● Direction
Copy out the material below with every "legend-swatch" swapped for "legend-marker", leaving everything else the same.

● Stored records
########################################

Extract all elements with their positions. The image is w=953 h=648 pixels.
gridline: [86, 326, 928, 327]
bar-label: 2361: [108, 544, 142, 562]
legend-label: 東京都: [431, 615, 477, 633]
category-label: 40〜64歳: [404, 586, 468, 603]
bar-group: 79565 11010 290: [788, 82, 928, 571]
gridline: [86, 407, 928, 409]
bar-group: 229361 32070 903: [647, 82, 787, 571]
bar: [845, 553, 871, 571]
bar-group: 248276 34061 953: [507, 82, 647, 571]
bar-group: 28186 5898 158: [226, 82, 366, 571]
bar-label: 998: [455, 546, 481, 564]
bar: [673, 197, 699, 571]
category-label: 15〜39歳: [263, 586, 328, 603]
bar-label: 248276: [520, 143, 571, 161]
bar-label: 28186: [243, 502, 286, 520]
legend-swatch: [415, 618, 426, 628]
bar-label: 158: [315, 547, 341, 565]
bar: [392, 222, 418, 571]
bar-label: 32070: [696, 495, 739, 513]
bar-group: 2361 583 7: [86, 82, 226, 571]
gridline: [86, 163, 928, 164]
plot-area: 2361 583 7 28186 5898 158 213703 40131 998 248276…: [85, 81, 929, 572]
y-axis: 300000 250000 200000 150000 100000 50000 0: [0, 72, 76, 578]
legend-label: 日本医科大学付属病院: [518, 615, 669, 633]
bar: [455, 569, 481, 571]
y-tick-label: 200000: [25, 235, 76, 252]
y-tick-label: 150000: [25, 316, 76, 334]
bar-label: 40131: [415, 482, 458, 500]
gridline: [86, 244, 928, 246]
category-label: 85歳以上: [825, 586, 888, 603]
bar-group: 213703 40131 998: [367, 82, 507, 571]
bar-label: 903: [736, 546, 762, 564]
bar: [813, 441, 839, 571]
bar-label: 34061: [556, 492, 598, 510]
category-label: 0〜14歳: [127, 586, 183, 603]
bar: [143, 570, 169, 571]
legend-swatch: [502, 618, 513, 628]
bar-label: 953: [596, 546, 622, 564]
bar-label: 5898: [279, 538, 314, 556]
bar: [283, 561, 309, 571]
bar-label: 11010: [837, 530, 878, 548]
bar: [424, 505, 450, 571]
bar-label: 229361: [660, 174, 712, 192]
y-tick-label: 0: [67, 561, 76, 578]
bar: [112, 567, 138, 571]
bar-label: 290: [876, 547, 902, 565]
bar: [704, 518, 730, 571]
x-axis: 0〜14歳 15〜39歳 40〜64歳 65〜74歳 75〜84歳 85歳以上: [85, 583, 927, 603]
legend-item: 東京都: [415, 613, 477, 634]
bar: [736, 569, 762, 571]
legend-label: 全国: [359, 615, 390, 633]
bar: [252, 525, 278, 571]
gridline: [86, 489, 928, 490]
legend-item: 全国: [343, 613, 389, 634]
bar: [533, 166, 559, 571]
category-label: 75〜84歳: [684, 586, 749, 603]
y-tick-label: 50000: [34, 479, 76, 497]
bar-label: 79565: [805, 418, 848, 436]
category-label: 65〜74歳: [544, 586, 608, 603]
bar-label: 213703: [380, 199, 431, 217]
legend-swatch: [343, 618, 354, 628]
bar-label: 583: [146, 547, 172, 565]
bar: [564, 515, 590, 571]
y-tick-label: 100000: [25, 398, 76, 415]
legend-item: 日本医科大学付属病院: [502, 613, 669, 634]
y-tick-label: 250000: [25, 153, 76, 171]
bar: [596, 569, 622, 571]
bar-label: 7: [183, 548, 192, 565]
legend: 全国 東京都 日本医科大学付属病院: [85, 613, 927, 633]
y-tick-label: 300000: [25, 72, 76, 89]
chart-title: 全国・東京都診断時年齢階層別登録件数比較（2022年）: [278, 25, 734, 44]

########################################

● Response to this exercise
Extract all elements with their positions. The image is w=953 h=648 pixels.
gridline: [86, 326, 928, 327]
bar-label: 2361: [108, 544, 142, 562]
legend-label: 東京都: [431, 615, 477, 633]
category-label: 40〜64歳: [404, 586, 468, 603]
bar-group: 79565 11010 290: [788, 82, 928, 571]
gridline: [86, 407, 928, 409]
bar-group: 229361 32070 903: [647, 82, 787, 571]
bar: [845, 553, 871, 571]
bar-group: 248276 34061 953: [507, 82, 647, 571]
bar-group: 28186 5898 158: [226, 82, 366, 571]
bar-label: 998: [455, 546, 481, 564]
bar: [673, 197, 699, 571]
category-label: 15〜39歳: [263, 586, 328, 603]
bar-label: 248276: [520, 143, 571, 161]
bar-label: 28186: [243, 502, 286, 520]
legend-marker: [415, 618, 426, 628]
bar-label: 158: [315, 547, 341, 565]
bar: [392, 222, 418, 571]
bar-label: 32070: [696, 495, 739, 513]
bar-group: 2361 583 7: [86, 82, 226, 571]
gridline: [86, 163, 928, 164]
plot-area: 2361 583 7 28186 5898 158 213703 40131 998 248276…: [85, 81, 929, 572]
y-axis: 300000 250000 200000 150000 100000 50000 0: [0, 72, 76, 578]
legend-label: 日本医科大学付属病院: [518, 615, 669, 633]
bar: [455, 569, 481, 571]
y-tick-label: 200000: [25, 235, 76, 252]
y-tick-label: 150000: [25, 316, 76, 334]
bar-label: 40131: [415, 482, 458, 500]
gridline: [86, 244, 928, 246]
category-label: 85歳以上: [825, 586, 888, 603]
bar-group: 213703 40131 998: [367, 82, 507, 571]
bar-label: 903: [736, 546, 762, 564]
bar: [813, 441, 839, 571]
bar-label: 34061: [556, 492, 598, 510]
category-label: 0〜14歳: [127, 586, 183, 603]
bar: [143, 570, 169, 571]
legend-marker: [502, 618, 513, 628]
bar-label: 953: [596, 546, 622, 564]
bar-label: 5898: [279, 538, 314, 556]
bar: [283, 561, 309, 571]
bar-label: 11010: [837, 530, 878, 548]
bar: [424, 505, 450, 571]
bar-label: 229361: [660, 174, 712, 192]
y-tick-label: 0: [67, 561, 76, 578]
bar: [112, 567, 138, 571]
bar-label: 290: [876, 547, 902, 565]
bar: [704, 518, 730, 571]
x-axis: 0〜14歳 15〜39歳 40〜64歳 65〜74歳 75〜84歳 85歳以上: [85, 583, 927, 603]
legend-item: 東京都: [415, 613, 477, 634]
bar: [736, 569, 762, 571]
legend-label: 全国: [359, 615, 390, 633]
bar: [252, 525, 278, 571]
gridline: [86, 489, 928, 490]
legend-item: 全国: [343, 613, 389, 634]
bar: [533, 166, 559, 571]
category-label: 75〜84歳: [684, 586, 749, 603]
y-tick-label: 50000: [34, 479, 76, 497]
bar-label: 79565: [805, 418, 848, 436]
category-label: 65〜74歳: [544, 586, 608, 603]
bar-label: 213703: [380, 199, 431, 217]
legend-marker: [343, 618, 354, 628]
bar-label: 583: [146, 547, 172, 565]
bar: [564, 515, 590, 571]
y-tick-label: 100000: [25, 398, 76, 415]
legend-item: 日本医科大学付属病院: [502, 613, 669, 634]
y-tick-label: 250000: [25, 153, 76, 171]
bar: [596, 569, 622, 571]
bar-label: 7: [183, 548, 192, 565]
legend: 全国 東京都 日本医科大学付属病院: [85, 613, 927, 633]
y-tick-label: 300000: [25, 72, 76, 89]
chart-title: 全国・東京都診断時年齢階層別登録件数比較（2022年）: [278, 25, 734, 44]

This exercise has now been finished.